● **What is required**: Below are records. Count every line containing the word "real" and give the number alone.

● **Data rows**:
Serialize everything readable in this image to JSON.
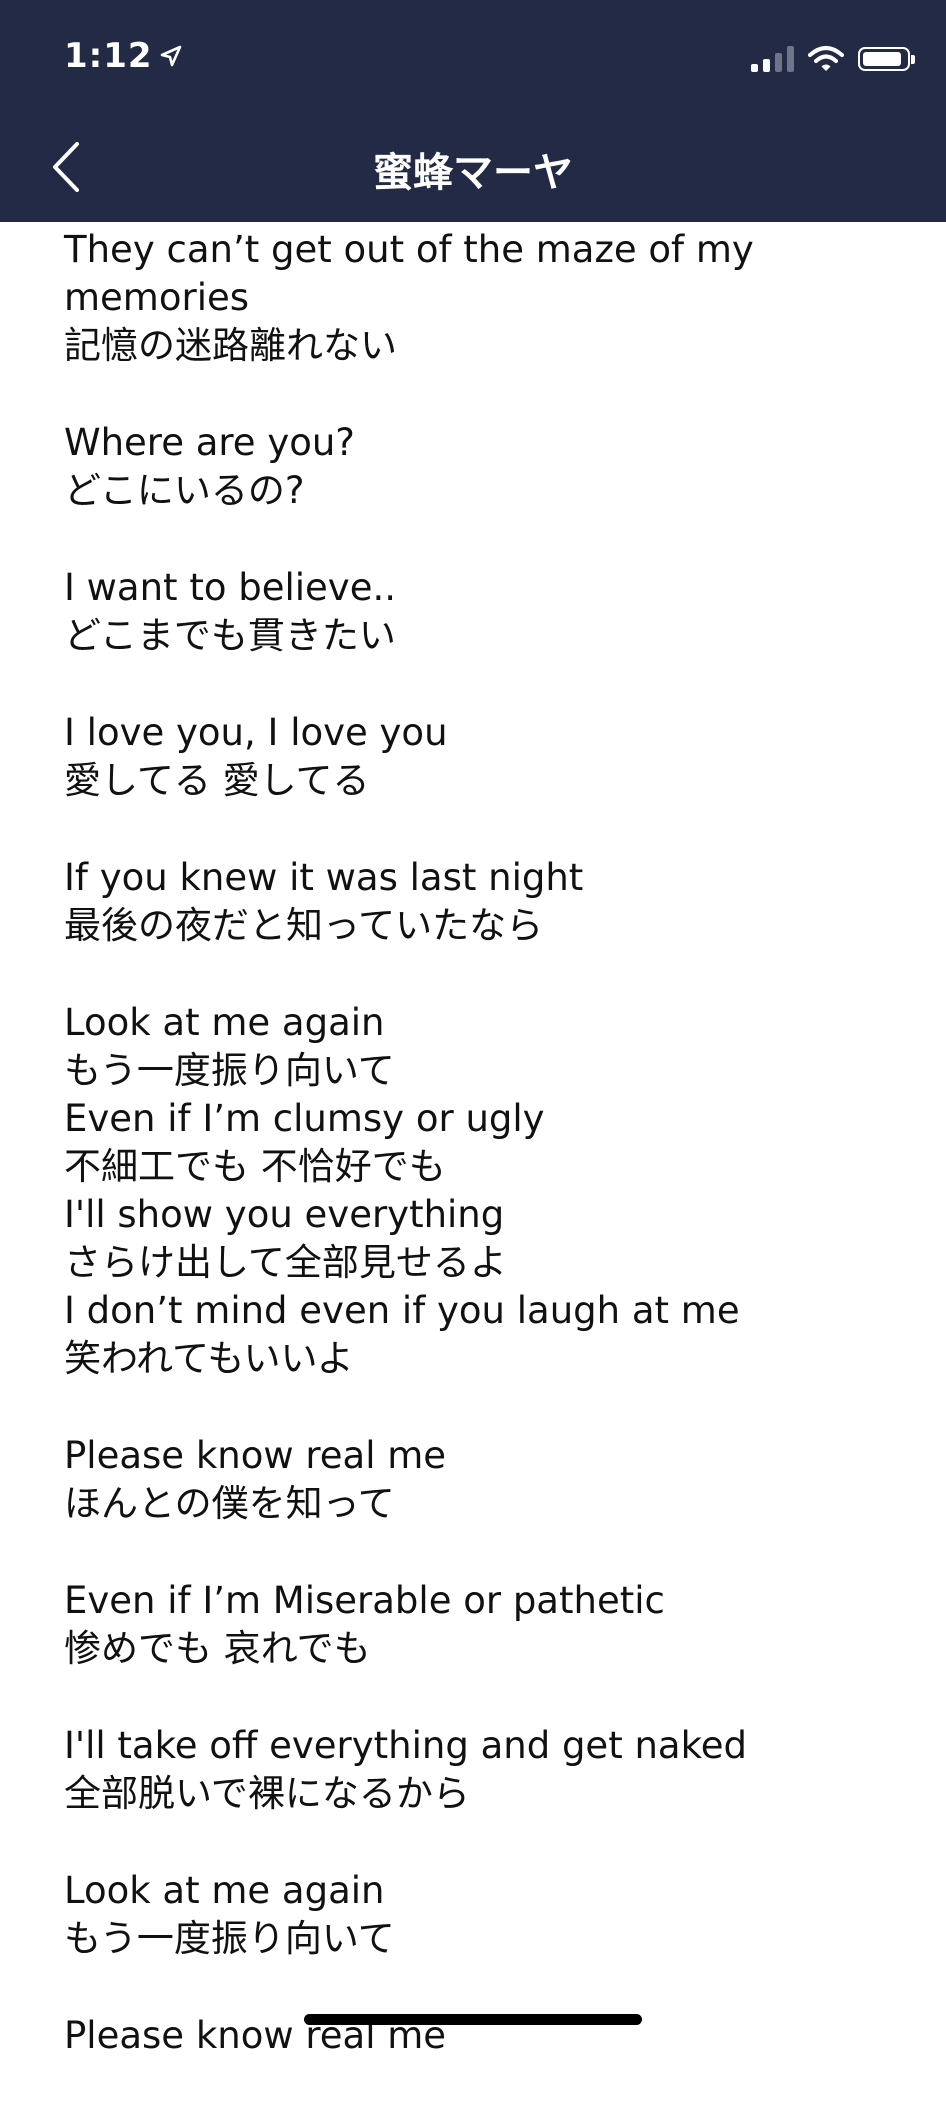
{
  "status_bar": {
    "time": "1:12"
  },
  "nav": {
    "title": "蜜蜂マーヤ"
  },
  "stanzas": [
    [
      "They can’t get out of the maze of my",
      "memories",
      "記憶の迷路離れない"
    ],
    [
      "Where are you?",
      "どこにいるの?"
    ],
    [
      "I want to believe..",
      "どこまでも貫きたい"
    ],
    [
      "I love you, I love you",
      "愛してる 愛してる"
    ],
    [
      "If you knew it was last night",
      "最後の夜だと知っていたなら"
    ],
    [
      "Look at me again",
      "もう一度振り向いて",
      "Even if I’m clumsy or ugly",
      "不細工でも 不恰好でも",
      "I'll show you everything",
      "さらけ出して全部見せるよ",
      "I don’t mind even if you laugh at me",
      "笑われてもいいよ"
    ],
    [
      "Please know real me",
      "ほんとの僕を知って"
    ],
    [
      "Even if I’m Miserable or pathetic",
      "惨めでも 哀れでも"
    ],
    [
      "I'll take off everything and get naked",
      "全部脱いで裸になるから"
    ],
    [
      "Look at me again",
      "もう一度振り向いて"
    ],
    [
      "Please know real me"
    ]
  ]
}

● **Solution below**: 2